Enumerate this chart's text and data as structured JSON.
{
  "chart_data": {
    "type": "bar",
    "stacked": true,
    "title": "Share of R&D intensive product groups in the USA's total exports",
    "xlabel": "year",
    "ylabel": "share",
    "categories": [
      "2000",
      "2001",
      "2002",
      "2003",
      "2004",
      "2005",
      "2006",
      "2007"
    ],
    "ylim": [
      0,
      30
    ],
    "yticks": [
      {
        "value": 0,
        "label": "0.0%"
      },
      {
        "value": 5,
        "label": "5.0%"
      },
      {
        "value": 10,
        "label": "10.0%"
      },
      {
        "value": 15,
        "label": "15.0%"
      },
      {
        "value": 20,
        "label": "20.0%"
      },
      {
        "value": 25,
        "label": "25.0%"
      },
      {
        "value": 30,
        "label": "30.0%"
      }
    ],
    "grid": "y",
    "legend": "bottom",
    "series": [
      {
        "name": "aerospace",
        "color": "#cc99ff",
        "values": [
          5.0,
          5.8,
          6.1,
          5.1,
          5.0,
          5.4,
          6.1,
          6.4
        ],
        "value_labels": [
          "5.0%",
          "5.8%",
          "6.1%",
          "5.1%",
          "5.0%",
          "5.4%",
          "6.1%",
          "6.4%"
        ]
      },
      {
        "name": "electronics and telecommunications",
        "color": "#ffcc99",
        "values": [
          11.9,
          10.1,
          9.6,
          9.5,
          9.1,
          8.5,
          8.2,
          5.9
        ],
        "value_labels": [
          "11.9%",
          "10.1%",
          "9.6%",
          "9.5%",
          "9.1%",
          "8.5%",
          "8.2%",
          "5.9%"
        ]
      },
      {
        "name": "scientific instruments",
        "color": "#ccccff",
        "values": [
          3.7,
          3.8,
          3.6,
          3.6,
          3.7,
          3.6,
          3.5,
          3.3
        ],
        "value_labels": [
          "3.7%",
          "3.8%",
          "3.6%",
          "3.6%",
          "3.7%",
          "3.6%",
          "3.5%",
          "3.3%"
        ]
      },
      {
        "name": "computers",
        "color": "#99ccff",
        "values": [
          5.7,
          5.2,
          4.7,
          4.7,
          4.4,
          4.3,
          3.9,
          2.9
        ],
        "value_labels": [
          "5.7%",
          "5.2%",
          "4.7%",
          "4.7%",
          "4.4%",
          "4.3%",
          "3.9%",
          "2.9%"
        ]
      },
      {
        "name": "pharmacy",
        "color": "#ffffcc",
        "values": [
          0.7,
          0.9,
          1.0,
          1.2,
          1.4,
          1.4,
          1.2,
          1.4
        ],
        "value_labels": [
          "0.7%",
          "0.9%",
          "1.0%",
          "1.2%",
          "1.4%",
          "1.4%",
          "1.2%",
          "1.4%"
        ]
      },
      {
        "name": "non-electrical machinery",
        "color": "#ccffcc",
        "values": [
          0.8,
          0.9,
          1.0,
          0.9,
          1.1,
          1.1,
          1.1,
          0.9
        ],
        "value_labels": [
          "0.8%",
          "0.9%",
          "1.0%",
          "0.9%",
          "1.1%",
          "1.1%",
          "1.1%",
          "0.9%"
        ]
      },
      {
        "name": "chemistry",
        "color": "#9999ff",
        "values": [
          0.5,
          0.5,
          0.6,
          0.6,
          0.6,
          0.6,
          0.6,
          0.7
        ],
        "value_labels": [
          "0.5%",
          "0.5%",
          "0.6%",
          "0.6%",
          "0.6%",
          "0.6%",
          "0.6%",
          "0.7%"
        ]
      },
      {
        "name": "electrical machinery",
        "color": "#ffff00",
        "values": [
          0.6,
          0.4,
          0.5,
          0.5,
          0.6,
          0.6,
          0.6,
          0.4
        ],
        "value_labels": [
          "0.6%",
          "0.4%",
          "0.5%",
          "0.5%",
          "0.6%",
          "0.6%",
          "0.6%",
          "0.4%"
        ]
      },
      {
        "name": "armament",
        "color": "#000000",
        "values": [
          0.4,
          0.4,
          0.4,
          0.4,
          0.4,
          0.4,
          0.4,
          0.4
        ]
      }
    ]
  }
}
☆ ☆ ☆ ☆
Aim of the task
Output the listing above word for word.

Reply to the task
Enumerate this chart's text and data as structured JSON.
{
  "chart_data": {
    "type": "bar",
    "stacked": true,
    "title": "Share of R&D intensive product groups in the USA's total exports",
    "xlabel": "year",
    "ylabel": "share",
    "categories": [
      "2000",
      "2001",
      "2002",
      "2003",
      "2004",
      "2005",
      "2006",
      "2007"
    ],
    "ylim": [
      0,
      30
    ],
    "yticks": [
      {
        "value": 0,
        "label": "0.0%"
      },
      {
        "value": 5,
        "label": "5.0%"
      },
      {
        "value": 10,
        "label": "10.0%"
      },
      {
        "value": 15,
        "label": "15.0%"
      },
      {
        "value": 20,
        "label": "20.0%"
      },
      {
        "value": 25,
        "label": "25.0%"
      },
      {
        "value": 30,
        "label": "30.0%"
      }
    ],
    "grid": "y",
    "legend": "bottom",
    "series": [
      {
        "name": "aerospace",
        "color": "#cc99ff",
        "values": [
          5.0,
          5.8,
          6.1,
          5.1,
          5.0,
          5.4,
          6.1,
          6.4
        ],
        "value_labels": [
          "5.0%",
          "5.8%",
          "6.1%",
          "5.1%",
          "5.0%",
          "5.4%",
          "6.1%",
          "6.4%"
        ]
      },
      {
        "name": "electronics and telecommunications",
        "color": "#ffcc99",
        "values": [
          11.9,
          10.1,
          9.6,
          9.5,
          9.1,
          8.5,
          8.2,
          5.9
        ],
        "value_labels": [
          "11.9%",
          "10.1%",
          "9.6%",
          "9.5%",
          "9.1%",
          "8.5%",
          "8.2%",
          "5.9%"
        ]
      },
      {
        "name": "scientific instruments",
        "color": "#ccccff",
        "values": [
          3.7,
          3.8,
          3.6,
          3.6,
          3.7,
          3.6,
          3.5,
          3.3
        ],
        "value_labels": [
          "3.7%",
          "3.8%",
          "3.6%",
          "3.6%",
          "3.7%",
          "3.6%",
          "3.5%",
          "3.3%"
        ]
      },
      {
        "name": "computers",
        "color": "#99ccff",
        "values": [
          5.7,
          5.2,
          4.7,
          4.7,
          4.4,
          4.3,
          3.9,
          2.9
        ],
        "value_labels": [
          "5.7%",
          "5.2%",
          "4.7%",
          "4.7%",
          "4.4%",
          "4.3%",
          "3.9%",
          "2.9%"
        ]
      },
      {
        "name": "pharmacy",
        "color": "#ffffcc",
        "values": [
          0.7,
          0.9,
          1.0,
          1.2,
          1.4,
          1.4,
          1.2,
          1.4
        ],
        "value_labels": [
          "0.7%",
          "0.9%",
          "1.0%",
          "1.2%",
          "1.4%",
          "1.4%",
          "1.2%",
          "1.4%"
        ]
      },
      {
        "name": "non-electrical machinery",
        "color": "#ccffcc",
        "values": [
          0.8,
          0.9,
          1.0,
          0.9,
          1.1,
          1.1,
          1.1,
          0.9
        ],
        "value_labels": [
          "0.8%",
          "0.9%",
          "1.0%",
          "0.9%",
          "1.1%",
          "1.1%",
          "1.1%",
          "0.9%"
        ]
      },
      {
        "name": "chemistry",
        "color": "#9999ff",
        "values": [
          0.5,
          0.5,
          0.6,
          0.6,
          0.6,
          0.6,
          0.6,
          0.7
        ],
        "value_labels": [
          "0.5%",
          "0.5%",
          "0.6%",
          "0.6%",
          "0.6%",
          "0.6%",
          "0.6%",
          "0.7%"
        ]
      },
      {
        "name": "electrical machinery",
        "color": "#ffff00",
        "values": [
          0.6,
          0.4,
          0.5,
          0.5,
          0.6,
          0.6,
          0.6,
          0.4
        ],
        "value_labels": [
          "0.6%",
          "0.4%",
          "0.5%",
          "0.5%",
          "0.6%",
          "0.6%",
          "0.6%",
          "0.4%"
        ]
      },
      {
        "name": "armament",
        "color": "#000000",
        "values": [
          0.4,
          0.4,
          0.4,
          0.4,
          0.4,
          0.4,
          0.4,
          0.4
        ]
      }
    ]
  }
}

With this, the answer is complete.